§ 取り組む課題
カシュニッツの短編集を紹介する文章から、「ユダヤ人の少女を匿うことにな」から「落ち込み、浮かない顔をするようになった。」までを、両端の語句も含めて一字一句そのまま書き出してください。

┌─ 抜粋した文章

ドイツの作家マリー・ルイーゼ・カシュニッツは1901年生まれ。1925年に考古学者であり美術史家でもある男性と結婚し、夫の任地を転々とする。
ナチ政権下もドイツに留まり、戦時中はギリシア神話の世界に没頭する……。
彼女の作品は、夢や空想、霊的な世界が現実を凌駕するという点が特徴的だ。それは彼女が戦時中に神話世界に没頭していたことと何か関係があるのだろうか。
あと、圧倒的な淋しさや孤独感のようなものも感じる。これは、この短編集に収録された作品が、夫が亡くなってから5年後ぐらいに書かれたものが多いからだろうか……。

短編集「その昔、N市では」の中で一番好きなのは、第二次世界大戦時、収容所行の列車から逃げたユダヤ人の少女バルバラが、姉(収容所で死亡)の夫の家に逃げ、身を隠しながら暮らすという内容の「ルピナス」だ。
ユダヤ人の少女を匿うことになった義兄は、怪しまれないよう党に入り、突撃隊にも入隊する。彼は時々、褐色の制服を着る。
褐色の制服を着ている男の家に、ユダヤ人少女が隠れている……。

彼らが住む小さな町は要衝の地から離れているため、空襲は免れていた。
しかしとうとう爆撃機編隊が町に爆弾の雨を降らせるようになる。
義兄は地下に避難することもなく、部屋を暗くして窓を開け放ち、高射砲による迎撃をじっと見つめている。自分やバルバラの命などどうでもいいように……早く負けて戦争が終わればいいというように……。

1944年6月6日、アメリカ軍がノルマンディーに上陸した。
義兄は、真夜中を過ぎてから酔っぱらって帰って来るようになった。
バルバラと戦況について話しても、「そんなにすぐには終わらない」と言った。
一週間分のパンを一日で食べてしまった。
落ち込み、浮かない顔をするようになった。

└─
┌─ 提供された記録

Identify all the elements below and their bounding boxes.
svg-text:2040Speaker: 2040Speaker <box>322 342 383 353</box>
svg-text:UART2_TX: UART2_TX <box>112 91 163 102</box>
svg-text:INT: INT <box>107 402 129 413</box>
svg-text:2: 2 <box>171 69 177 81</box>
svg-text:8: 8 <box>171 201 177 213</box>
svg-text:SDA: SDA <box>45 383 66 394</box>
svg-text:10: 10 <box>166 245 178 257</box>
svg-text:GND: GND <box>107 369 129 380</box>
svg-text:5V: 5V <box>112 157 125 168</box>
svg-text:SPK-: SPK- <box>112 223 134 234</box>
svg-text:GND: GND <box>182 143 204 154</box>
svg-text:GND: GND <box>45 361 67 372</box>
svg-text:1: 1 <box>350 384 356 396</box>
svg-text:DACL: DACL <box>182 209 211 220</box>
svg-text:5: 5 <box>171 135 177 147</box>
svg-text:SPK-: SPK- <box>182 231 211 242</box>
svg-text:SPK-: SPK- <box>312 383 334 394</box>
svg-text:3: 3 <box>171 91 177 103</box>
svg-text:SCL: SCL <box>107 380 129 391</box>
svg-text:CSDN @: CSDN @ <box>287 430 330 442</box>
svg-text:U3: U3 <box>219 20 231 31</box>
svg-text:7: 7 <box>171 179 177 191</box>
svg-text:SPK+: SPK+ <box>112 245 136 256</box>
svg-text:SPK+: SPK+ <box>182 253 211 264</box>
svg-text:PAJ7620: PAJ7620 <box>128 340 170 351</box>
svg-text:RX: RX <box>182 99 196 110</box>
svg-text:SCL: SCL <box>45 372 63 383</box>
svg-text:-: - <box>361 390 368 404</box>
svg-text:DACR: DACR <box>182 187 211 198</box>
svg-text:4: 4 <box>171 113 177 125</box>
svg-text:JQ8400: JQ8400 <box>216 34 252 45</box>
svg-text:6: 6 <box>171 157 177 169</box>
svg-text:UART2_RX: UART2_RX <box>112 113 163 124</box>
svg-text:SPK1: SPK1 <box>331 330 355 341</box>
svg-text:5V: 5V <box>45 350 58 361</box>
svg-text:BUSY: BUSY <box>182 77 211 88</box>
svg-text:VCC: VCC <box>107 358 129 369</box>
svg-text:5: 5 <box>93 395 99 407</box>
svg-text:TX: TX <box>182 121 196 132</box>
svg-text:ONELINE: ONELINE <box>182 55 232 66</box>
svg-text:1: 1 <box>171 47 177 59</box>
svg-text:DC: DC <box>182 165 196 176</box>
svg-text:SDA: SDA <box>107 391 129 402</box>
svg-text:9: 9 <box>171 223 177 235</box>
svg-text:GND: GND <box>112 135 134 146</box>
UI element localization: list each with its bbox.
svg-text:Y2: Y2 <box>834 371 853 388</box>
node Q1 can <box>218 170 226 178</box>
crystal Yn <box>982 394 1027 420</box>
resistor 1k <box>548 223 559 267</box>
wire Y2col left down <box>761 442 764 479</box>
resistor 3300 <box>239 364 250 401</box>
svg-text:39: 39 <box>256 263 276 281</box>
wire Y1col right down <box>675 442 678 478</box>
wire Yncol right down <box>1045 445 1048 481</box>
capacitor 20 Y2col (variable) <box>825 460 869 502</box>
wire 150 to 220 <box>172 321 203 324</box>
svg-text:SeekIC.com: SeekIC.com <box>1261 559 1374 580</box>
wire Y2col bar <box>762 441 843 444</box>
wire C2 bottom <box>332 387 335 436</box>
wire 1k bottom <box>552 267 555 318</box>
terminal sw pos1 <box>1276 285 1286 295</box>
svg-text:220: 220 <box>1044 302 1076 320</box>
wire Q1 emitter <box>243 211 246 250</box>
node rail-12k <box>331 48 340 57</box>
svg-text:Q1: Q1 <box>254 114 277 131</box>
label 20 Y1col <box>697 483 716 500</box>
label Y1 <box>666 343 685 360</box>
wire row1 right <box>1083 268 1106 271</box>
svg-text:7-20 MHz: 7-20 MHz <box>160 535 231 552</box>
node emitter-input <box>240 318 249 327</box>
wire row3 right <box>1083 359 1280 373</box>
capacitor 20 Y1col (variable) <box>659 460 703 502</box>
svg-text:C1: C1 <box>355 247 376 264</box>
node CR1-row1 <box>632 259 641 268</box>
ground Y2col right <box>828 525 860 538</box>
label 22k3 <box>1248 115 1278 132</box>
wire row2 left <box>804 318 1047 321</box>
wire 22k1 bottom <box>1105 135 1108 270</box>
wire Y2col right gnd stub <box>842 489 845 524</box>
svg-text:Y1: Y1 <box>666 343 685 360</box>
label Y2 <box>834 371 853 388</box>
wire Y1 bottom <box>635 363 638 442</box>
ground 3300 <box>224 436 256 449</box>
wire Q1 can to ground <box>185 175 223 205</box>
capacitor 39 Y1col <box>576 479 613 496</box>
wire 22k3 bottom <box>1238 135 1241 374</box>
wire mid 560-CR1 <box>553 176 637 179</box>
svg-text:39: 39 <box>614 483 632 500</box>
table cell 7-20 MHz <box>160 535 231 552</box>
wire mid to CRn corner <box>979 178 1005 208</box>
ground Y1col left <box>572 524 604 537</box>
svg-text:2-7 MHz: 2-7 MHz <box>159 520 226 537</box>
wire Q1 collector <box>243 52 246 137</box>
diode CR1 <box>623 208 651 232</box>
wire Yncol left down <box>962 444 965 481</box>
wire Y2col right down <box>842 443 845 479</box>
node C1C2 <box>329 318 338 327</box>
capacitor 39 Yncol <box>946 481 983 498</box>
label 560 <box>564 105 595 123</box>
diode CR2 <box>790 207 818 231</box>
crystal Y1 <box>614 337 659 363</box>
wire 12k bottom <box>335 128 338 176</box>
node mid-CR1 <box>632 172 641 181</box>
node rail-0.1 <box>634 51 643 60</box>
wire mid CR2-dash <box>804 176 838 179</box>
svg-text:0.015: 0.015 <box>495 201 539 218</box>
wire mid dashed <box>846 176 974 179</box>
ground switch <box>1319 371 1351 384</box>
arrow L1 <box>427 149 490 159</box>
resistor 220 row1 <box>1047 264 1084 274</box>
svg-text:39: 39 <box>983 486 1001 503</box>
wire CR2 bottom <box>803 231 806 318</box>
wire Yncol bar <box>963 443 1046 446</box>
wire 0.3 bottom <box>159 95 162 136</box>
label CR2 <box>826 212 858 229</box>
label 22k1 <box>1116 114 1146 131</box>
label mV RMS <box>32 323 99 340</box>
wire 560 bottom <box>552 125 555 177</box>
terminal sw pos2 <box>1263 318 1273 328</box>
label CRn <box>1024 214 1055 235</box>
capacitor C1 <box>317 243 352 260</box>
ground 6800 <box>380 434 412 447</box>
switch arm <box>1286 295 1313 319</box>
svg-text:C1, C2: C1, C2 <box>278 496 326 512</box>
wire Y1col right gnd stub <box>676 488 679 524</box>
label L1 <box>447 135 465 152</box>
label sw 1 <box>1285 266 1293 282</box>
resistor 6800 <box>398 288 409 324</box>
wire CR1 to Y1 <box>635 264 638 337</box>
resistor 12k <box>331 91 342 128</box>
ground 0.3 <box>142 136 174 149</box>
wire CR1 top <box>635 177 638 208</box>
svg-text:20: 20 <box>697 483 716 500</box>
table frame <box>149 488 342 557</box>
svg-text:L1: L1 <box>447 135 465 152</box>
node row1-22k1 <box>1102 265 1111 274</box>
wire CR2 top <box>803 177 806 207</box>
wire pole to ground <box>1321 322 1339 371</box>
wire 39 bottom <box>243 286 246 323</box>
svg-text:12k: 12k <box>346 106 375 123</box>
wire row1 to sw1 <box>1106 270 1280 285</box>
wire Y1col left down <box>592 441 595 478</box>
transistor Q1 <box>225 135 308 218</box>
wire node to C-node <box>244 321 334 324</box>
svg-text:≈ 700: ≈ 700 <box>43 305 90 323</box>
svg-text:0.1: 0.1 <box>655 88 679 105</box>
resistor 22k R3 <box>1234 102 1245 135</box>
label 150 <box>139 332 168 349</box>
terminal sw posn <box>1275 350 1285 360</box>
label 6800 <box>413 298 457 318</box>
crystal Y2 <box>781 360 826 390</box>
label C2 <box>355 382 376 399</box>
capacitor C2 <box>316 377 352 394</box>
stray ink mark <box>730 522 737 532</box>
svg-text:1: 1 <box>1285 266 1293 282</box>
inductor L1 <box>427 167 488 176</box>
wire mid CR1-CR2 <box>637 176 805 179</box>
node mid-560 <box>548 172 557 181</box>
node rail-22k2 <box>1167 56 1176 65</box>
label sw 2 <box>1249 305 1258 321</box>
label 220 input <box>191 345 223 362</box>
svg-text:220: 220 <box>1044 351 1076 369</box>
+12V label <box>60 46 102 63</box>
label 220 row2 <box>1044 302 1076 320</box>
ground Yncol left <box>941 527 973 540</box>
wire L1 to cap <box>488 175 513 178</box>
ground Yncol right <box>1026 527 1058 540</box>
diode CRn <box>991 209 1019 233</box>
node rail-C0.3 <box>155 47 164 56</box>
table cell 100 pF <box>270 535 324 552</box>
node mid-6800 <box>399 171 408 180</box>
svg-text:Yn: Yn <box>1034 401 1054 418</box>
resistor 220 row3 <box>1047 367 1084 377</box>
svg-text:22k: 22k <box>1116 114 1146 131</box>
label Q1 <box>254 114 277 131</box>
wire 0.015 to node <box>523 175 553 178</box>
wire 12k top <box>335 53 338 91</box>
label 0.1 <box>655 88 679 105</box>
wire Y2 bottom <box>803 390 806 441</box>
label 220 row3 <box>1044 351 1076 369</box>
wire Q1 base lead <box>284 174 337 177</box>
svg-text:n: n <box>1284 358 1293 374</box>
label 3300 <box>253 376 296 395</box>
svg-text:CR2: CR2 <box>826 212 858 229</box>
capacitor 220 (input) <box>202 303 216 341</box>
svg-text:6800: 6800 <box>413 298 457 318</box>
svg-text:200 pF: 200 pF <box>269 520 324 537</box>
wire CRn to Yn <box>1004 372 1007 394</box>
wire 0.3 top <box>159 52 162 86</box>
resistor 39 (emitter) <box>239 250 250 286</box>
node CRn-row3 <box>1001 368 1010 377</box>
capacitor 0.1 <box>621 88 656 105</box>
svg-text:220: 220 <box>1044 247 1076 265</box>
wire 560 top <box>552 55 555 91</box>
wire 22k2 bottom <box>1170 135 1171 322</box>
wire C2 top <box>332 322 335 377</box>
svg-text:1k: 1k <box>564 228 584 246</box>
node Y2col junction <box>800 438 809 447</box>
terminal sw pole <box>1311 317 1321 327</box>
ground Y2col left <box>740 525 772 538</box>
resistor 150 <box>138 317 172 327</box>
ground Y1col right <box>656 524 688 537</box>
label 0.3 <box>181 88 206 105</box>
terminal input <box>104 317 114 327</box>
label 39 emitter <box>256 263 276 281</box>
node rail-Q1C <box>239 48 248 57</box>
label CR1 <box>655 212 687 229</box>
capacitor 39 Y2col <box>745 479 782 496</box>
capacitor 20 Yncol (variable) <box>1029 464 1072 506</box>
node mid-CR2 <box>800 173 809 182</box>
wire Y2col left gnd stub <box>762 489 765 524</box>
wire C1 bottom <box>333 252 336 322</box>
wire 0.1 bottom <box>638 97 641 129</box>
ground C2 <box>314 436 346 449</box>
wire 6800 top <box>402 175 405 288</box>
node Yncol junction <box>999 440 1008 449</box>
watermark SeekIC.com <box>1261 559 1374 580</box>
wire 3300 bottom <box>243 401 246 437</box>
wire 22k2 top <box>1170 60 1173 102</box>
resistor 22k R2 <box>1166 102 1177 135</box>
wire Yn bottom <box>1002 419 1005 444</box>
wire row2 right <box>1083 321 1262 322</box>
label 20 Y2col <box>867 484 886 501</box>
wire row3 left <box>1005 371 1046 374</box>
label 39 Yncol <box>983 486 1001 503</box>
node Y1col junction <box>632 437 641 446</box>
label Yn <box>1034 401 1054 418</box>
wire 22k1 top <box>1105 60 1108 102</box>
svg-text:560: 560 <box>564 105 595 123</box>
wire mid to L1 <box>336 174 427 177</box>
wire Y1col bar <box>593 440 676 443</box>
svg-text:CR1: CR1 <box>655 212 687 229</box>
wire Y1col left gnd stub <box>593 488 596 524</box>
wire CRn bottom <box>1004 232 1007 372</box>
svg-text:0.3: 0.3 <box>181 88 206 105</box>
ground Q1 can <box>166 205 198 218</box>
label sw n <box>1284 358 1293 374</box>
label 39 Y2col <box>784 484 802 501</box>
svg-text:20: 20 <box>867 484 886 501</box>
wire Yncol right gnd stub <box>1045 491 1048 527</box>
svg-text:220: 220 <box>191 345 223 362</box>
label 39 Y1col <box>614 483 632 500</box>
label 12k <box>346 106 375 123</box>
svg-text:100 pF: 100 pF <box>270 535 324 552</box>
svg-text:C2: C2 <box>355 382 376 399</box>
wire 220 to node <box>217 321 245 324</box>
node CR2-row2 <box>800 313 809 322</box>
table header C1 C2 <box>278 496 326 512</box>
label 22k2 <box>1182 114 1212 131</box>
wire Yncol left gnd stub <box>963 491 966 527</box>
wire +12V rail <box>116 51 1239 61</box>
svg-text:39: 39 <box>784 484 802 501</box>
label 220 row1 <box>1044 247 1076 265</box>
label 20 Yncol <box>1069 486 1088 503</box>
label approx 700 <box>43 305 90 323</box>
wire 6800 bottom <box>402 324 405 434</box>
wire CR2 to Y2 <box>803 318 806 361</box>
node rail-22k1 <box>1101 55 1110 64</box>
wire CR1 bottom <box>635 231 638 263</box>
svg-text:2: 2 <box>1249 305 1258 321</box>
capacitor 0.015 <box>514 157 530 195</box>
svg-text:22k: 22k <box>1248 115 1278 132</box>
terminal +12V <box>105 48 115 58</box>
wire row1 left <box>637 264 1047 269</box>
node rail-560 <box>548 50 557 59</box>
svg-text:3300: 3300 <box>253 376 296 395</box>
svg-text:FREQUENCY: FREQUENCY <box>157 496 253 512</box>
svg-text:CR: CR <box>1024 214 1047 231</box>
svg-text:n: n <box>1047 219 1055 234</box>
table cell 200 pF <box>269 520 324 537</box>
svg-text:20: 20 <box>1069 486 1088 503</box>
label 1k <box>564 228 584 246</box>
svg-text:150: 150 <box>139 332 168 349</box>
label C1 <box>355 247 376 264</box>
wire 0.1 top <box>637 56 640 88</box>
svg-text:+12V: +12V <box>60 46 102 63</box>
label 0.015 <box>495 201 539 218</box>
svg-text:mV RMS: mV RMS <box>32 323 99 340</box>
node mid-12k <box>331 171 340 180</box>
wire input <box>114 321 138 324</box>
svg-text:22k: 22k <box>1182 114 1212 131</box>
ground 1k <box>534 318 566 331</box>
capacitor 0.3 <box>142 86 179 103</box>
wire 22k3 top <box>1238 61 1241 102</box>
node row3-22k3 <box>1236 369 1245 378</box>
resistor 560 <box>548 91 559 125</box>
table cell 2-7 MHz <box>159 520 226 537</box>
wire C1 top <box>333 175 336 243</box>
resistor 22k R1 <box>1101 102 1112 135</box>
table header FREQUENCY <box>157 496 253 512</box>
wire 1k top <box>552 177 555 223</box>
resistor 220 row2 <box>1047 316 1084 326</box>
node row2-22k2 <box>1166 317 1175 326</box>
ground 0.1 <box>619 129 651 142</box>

└─

§ 記述した回答
ユダヤ人の少女を匿うことになった義兄は、怪しまれないよう党に入り、突撃隊にも入隊する。彼は時々、褐色の制服を着る。
褐色の制服を着ている男の家に、ユダヤ人少女が隠れている……。

彼らが住む小さな町は要衝の地から離れているため、空襲は免れていた。
しかしとうとう爆撃機編隊が町に爆弾の雨を降らせるようになる。
義兄は地下に避難することもなく、部屋を暗くして窓を開け放ち、高射砲による迎撃をじっと見つめている。自分やバルバラの命などどうでもいいように……早く負けて戦争が終わればいいというように……。

1944年6月6日、アメリカ軍がノルマンディーに上陸した。
義兄は、真夜中を過ぎてから酔っぱらって帰って来るようになった。
バルバラと戦況について話しても、「そんなにすぐには終わらない」と言った。
一週間分のパンを一日で食べてしまった。
落ち込み、浮かない顔をするようになった。